■ Job ■
Copy out each line of the data that holds the word "esté".

■ Data for this task ■

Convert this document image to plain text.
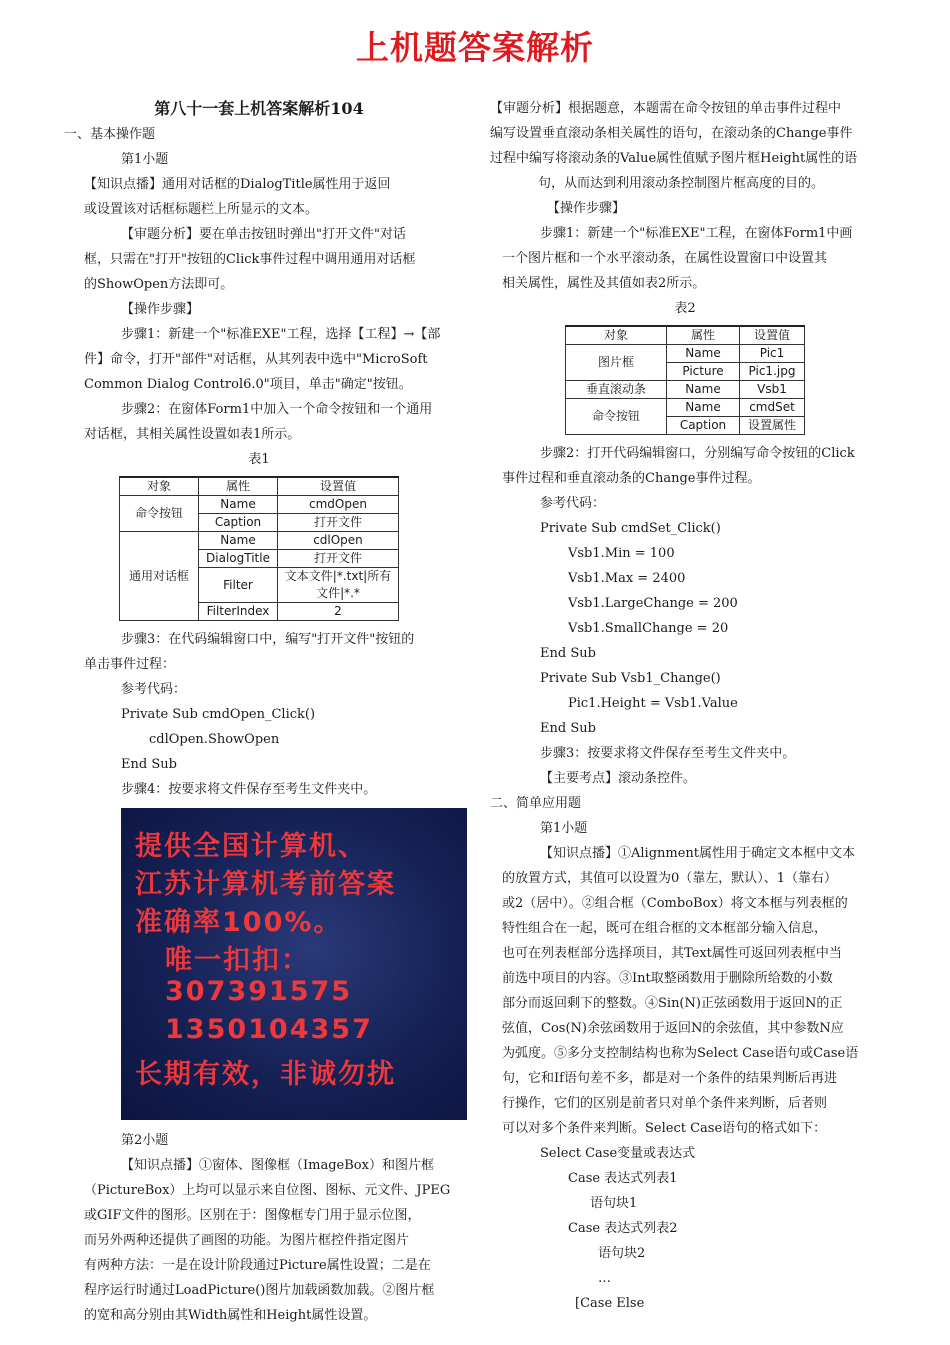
上机题答案解析
第八十一套上机答案解析104
一、基本操作题
第1小题
【知识点播】通用对话框的DialogTitle属性用于返回
或设置该对话框标题栏上所显示的文本。
【审题分析】要在单击按钮时弹出"打开文件"对话
框，只需在"打开"按钮的Click事件过程中调用通用对话框
的ShowOpen方法即可。
【操作步骤】
步骤1：新建一个"标准EXE"工程，选择【工程】→【部
件】命令，打开"部件"对话框，从其列表中选中"MicroSoft
Common Dialog Control6.0"项目，单击"确定"按钮。
步骤2：在窗体Form1中加入一个命令按钮和一个通用
对话框，其相关属性设置如表1所示。
表1
对象	属性	设置值
命令按钮	Name	cmdOpen
	Caption	打开文件
通用对话框	Name	cdlOpen
	DialogTitle	打开文件
	Filter	文本文件|*.txt|所有文件|*.*
	FilterIndex	2
步骤3：在代码编辑窗口中，编写"打开文件"按钮的
单击事件过程：
参考代码：
Private Sub cmdOpen_Click()
cdlOpen.ShowOpen
End Sub
步骤4：按要求将文件保存至考生文件夹中。
提供全国计算机、
江苏计算机考前答案
准确率100%。
唯一扣扣：
307391575
1350104357
长期有效，非诚勿扰
第2小题
【知识点播】①窗体、图像框（ImageBox）和图片框
（PictureBox）上均可以显示来自位图、图标、元文件、JPEG
或GIF文件的图形。区别在于：图像框专门用于显示位图，
而另外两种还提供了画图的功能。为图片框控件指定图片
有两种方法：一是在设计阶段通过Picture属性设置；二是在
程序运行时通过LoadPicture()图片加载函数加载。②图片框
的宽和高分别由其Width属性和Height属性设置。
【审题分析】根据题意，本题需在命令按钮的单击事件过程中
编写设置垂直滚动条相关属性的语句，在滚动条的Change事件
过程中编写将滚动条的Value属性值赋予图片框Height属性的语
句，从而达到利用滚动条控制图片框高度的目的。
【操作步骤】
步骤1：新建一个"标准EXE"工程，在窗体Form1中画
一个图片框和一个水平滚动条，在属性设置窗口中设置其
相关属性，属性及其值如表2所示。
表2
对象	属性	设置值
图片框	Name	Pic1
	Picture	Pic1.jpg
垂直滚动条	Name	Vsb1
命令按钮	Name	cmdSet
	Caption	设置属性
步骤2：打开代码编辑窗口，分别编写命令按钮的Click
事件过程和垂直滚动条的Change事件过程。
参考代码：
Private Sub cmdSet_Click()
Vsb1.Min = 100
Vsb1.Max = 2400
Vsb1.LargeChange = 200
Vsb1.SmallChange = 20
End Sub
Private Sub Vsb1_Change()
Pic1.Height = Vsb1.Value
End Sub
步骤3：按要求将文件保存至考生文件夹中。
【主要考点】滚动条控件。
二、简单应用题
第1小题
【知识点播】①Alignment属性用于确定文本框中文本
的放置方式，其值可以设置为0（靠左，默认）、1（靠右）
或2（居中）。②组合框（ComboBox）将文本框与列表框的
特性组合在一起，既可在组合框的文本框部分输入信息，
也可在列表框部分选择项目，其Text属性可返回列表框中当
前选中项目的内容。③Int取整函数用于删除所给数的小数
部分而返回剩下的整数。④Sin(N)正弦函数用于返回N的正
弦值，Cos(N)余弦函数用于返回N的余弦值，其中参数N应
为弧度。⑤多分支控制结构也称为Select Case语句或Case语
句，它和If语句差不多，都是对一个条件的结果判断后再进
行操作，它们的区别是前者只对单个条件来判断，后者则
可以对多个条件来判断。Select Case语句的格式如下：
Select Case变量或表达式
Case 表达式列表1
语句块1
Case 表达式列表2
语句块2
…
[Case Else
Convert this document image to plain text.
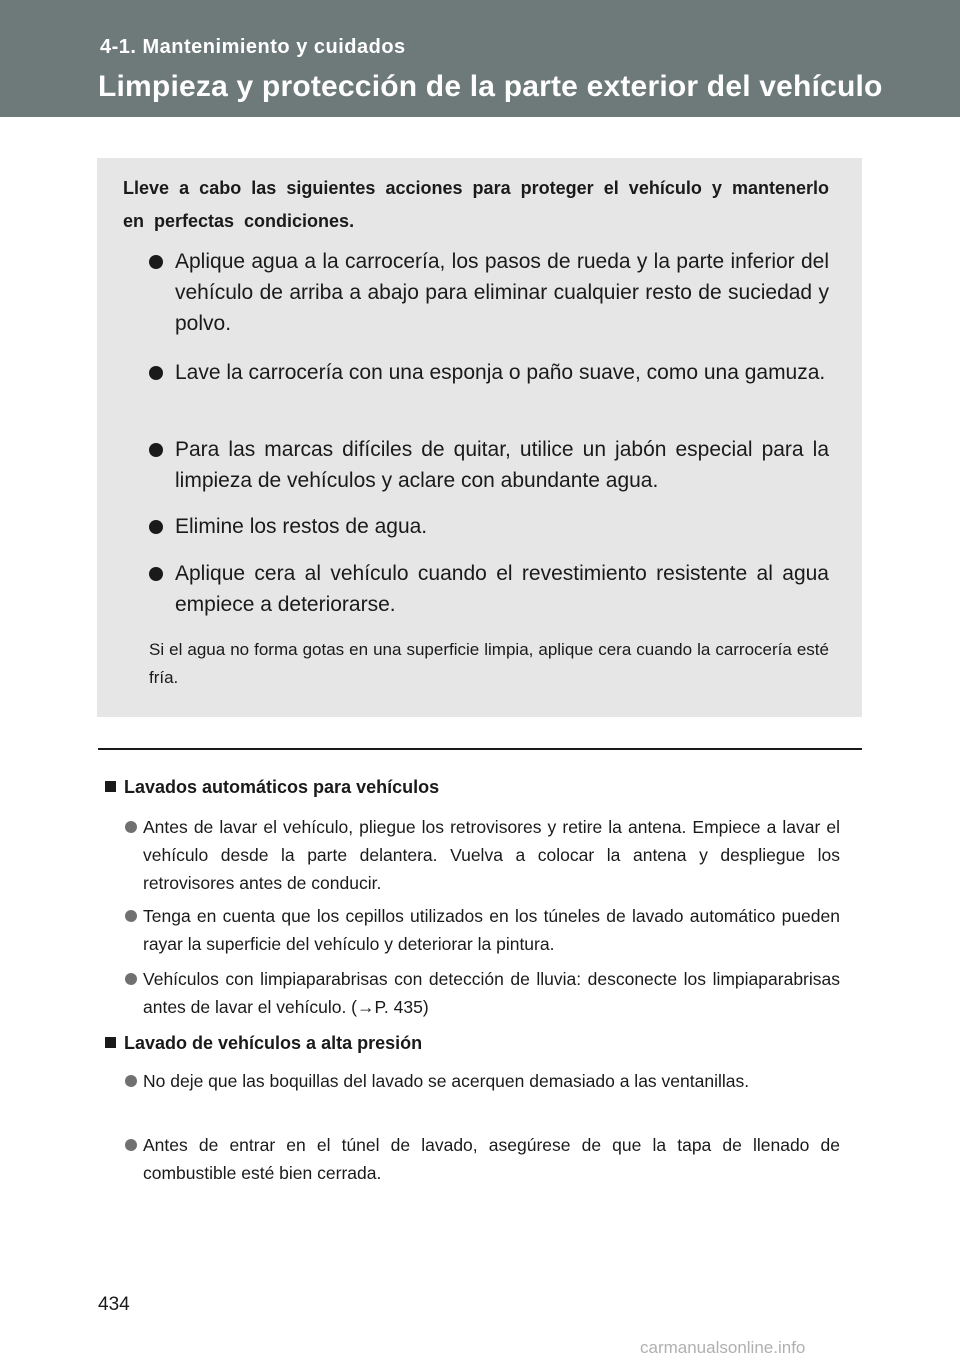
4-1. Mantenimiento y cuidados
Limpieza y protección de la parte exterior del vehículo
Lleve a cabo las siguientes acciones para proteger el vehículo y mantenerlo en perfectas condiciones.
Aplique agua a la carrocería, los pasos de rueda y la parte inferior del vehículo de arriba a abajo para eliminar cualquier resto de suciedad y polvo.
Lave la carrocería con una esponja o paño suave, como una gamuza.
Para las marcas difíciles de quitar, utilice un jabón especial para la limpieza de vehículos y aclare con abundante agua.
Elimine los restos de agua.
Aplique cera al vehículo cuando el revestimiento resistente al agua empiece a deteriorarse.
Si el agua no forma gotas en una superficie limpia, aplique cera cuando la carrocería esté fría.
Lavados automáticos para vehículos
Antes de lavar el vehículo, pliegue los retrovisores y retire la antena. Empiece a lavar el vehículo desde la parte delantera. Vuelva a colocar la antena y despliegue los retrovisores antes de conducir.
Tenga en cuenta que los cepillos utilizados en los túneles de lavado automático pueden rayar la superficie del vehículo y deteriorar la pintura.
Vehículos con limpiaparabrisas con detección de lluvia: desconecte los limpiaparabrisas antes de lavar el vehículo. (→P. 435)
Lavado de vehículos a alta presión
No deje que las boquillas del lavado se acerquen demasiado a las ventanillas.
Antes de entrar en el túnel de lavado, asegúrese de que la tapa de llenado de combustible esté bien cerrada.
434
carmanualsonline.info
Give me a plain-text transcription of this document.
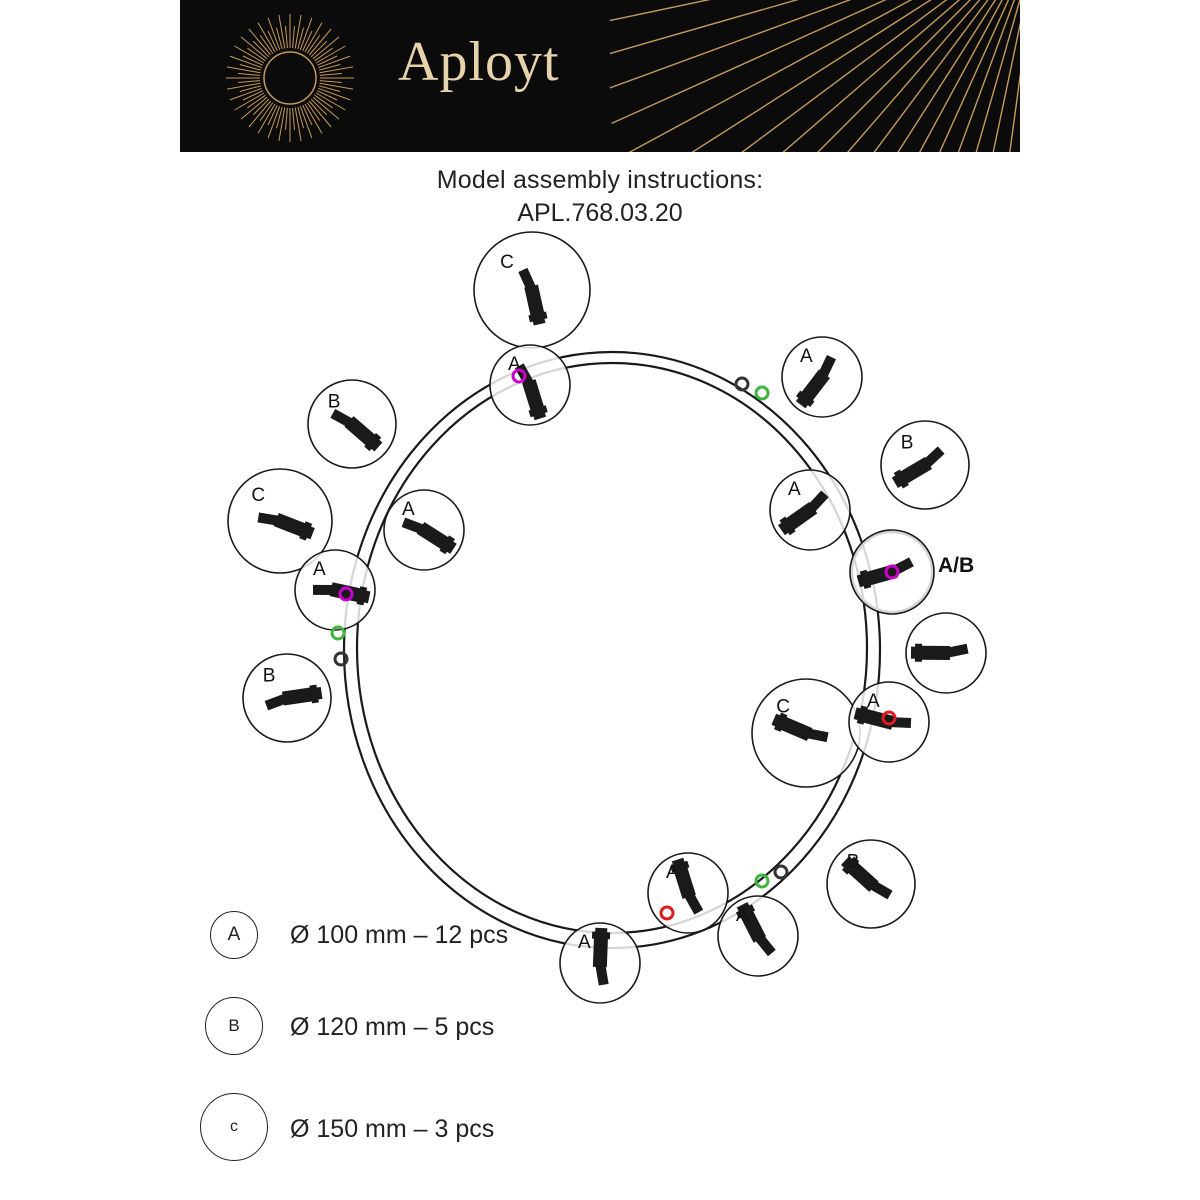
Aployt
Model assembly instructions:
APL.768.03.20
C
A
B
C
A
A
B
A
A
A
B
C	A
B
A
A
A/B
A	Ø 100 mm – 12 pcs
B	Ø 120 mm – 5 pcs
c	Ø 150 mm – 3 pcs
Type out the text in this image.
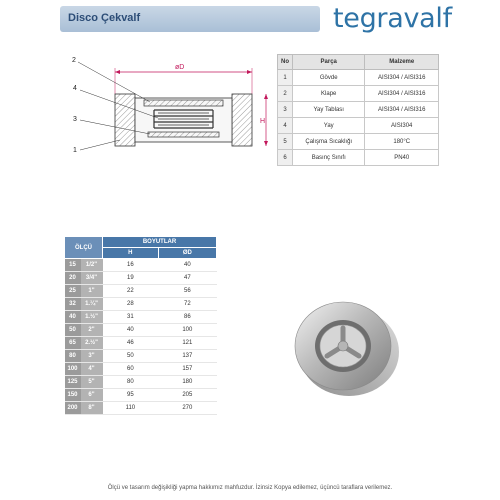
Disco Çekvalf	tegravalf
øD
H
2
4
3
1
No	Parça	Malzeme
1	Gövde	AISI304 / AISI316
2	Klape	AISI304 / AISI316
3	Yay Tablası	AISI304 / AISI316
4	Yay	AISI304
5	Çalışma Sıcaklığı	180°C
6	Basınç Sınıfı	PN40
ÖLÇÜ		BOYUTLAR	
		H	ØD
15	1/2"	16	40
20	3/4"	19	47
25	1"	22	56
32	1.¼"	28	72
40	1.½"	31	86
50	2"	40	100
65	2.½"	46	121
80	3"	50	137
100	4"	60	157
125	5"	80	180
150	6"	95	205
200	8"	110	270
Ölçü ve tasarım değişikliği yapma hakkımız mahfuzdur. İzinsiz Kopya edilemez, üçüncü taraflara verilemez.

■ Result of the exercise ■
Si el agua no forma gotas en una superficie limpia, aplique cera cuando la carrocería esté fría.
Antes de entrar en el túnel de lavado, asegúrese de que la tapa de llenado de combustible esté bien cerrada.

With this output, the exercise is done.